- _Task goal_: Restate all of the data exactly.

- _Data excerpts_:

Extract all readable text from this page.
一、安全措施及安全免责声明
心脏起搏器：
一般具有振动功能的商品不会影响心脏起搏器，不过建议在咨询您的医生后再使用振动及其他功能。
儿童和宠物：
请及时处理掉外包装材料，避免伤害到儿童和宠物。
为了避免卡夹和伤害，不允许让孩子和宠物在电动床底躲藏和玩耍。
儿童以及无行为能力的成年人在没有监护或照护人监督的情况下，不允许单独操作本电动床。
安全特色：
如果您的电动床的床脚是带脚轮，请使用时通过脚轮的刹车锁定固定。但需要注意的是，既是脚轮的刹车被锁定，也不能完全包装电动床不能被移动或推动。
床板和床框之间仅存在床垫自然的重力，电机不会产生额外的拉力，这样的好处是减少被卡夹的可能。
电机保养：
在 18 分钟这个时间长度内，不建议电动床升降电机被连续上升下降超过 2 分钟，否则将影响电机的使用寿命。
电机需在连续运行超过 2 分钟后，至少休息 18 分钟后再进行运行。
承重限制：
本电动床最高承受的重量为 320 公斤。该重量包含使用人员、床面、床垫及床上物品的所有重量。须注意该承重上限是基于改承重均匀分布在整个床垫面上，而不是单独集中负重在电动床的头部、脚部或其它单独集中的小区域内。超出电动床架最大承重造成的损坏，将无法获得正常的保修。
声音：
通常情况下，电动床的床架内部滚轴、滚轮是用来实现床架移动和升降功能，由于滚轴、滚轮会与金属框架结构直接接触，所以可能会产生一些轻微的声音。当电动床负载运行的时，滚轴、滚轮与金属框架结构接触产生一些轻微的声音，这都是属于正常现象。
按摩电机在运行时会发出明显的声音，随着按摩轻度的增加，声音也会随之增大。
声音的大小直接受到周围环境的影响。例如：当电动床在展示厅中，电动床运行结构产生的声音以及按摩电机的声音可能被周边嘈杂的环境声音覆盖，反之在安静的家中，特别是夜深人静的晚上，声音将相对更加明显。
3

- _Response_:
Extract all readable text from this page.
一、安全措施及安全免责声明
心脏起搏器：
一般具有振动功能的商品不会影响心脏起搏器，不过建议在咨询您的医生后再使用振动及其他功能。
儿童和宠物：
请及时处理掉外包装材料，避免伤害到儿童和宠物。
为了避免卡夹和伤害，不允许让孩子和宠物在电动床底躲藏和玩耍。
儿童以及无行为能力的成年人在没有监护或照护人监督的情况下，不允许单独操作本电动床。
安全特色：
如果您的电动床的床脚是带脚轮，请使用时通过脚轮的刹车锁定固定。但需要注意的是，既是脚轮的刹车被锁定，也不能完全包装电动床不能被移动或推动。
床板和床框之间仅存在床垫自然的重力，电机不会产生额外的拉力，这样的好处是减少被卡夹的可能。
电机保养：
在 18 分钟这个时间长度内，不建议电动床升降电机被连续上升下降超过 2 分钟，否则将影响电机的使用寿命。
电机需在连续运行超过 2 分钟后，至少休息 18 分钟后再进行运行。
承重限制：
本电动床最高承受的重量为 320 公斤。该重量包含使用人员、床面、床垫及床上物品的所有重量。须注意该承重上限是基于改承重均匀分布在整个床垫面上，而不是单独集中负重在电动床的头部、脚部或其它单独集中的小区域内。超出电动床架最大承重造成的损坏，将无法获得正常的保修。
声音：
通常情况下，电动床的床架内部滚轴、滚轮是用来实现床架移动和升降功能，由于滚轴、滚轮会与金属框架结构直接接触，所以可能会产生一些轻微的声音。当电动床负载运行的时，滚轴、滚轮与金属框架结构接触产生一些轻微的声音，这都是属于正常现象。
按摩电机在运行时会发出明显的声音，随着按摩轻度的增加，声音也会随之增大。
声音的大小直接受到周围环境的影响。例如：当电动床在展示厅中，电动床运行结构产生的声音以及按摩电机的声音可能被周边嘈杂的环境声音覆盖，反之在安静的家中，特别是夜深人静的晚上，声音将相对更加明显。
3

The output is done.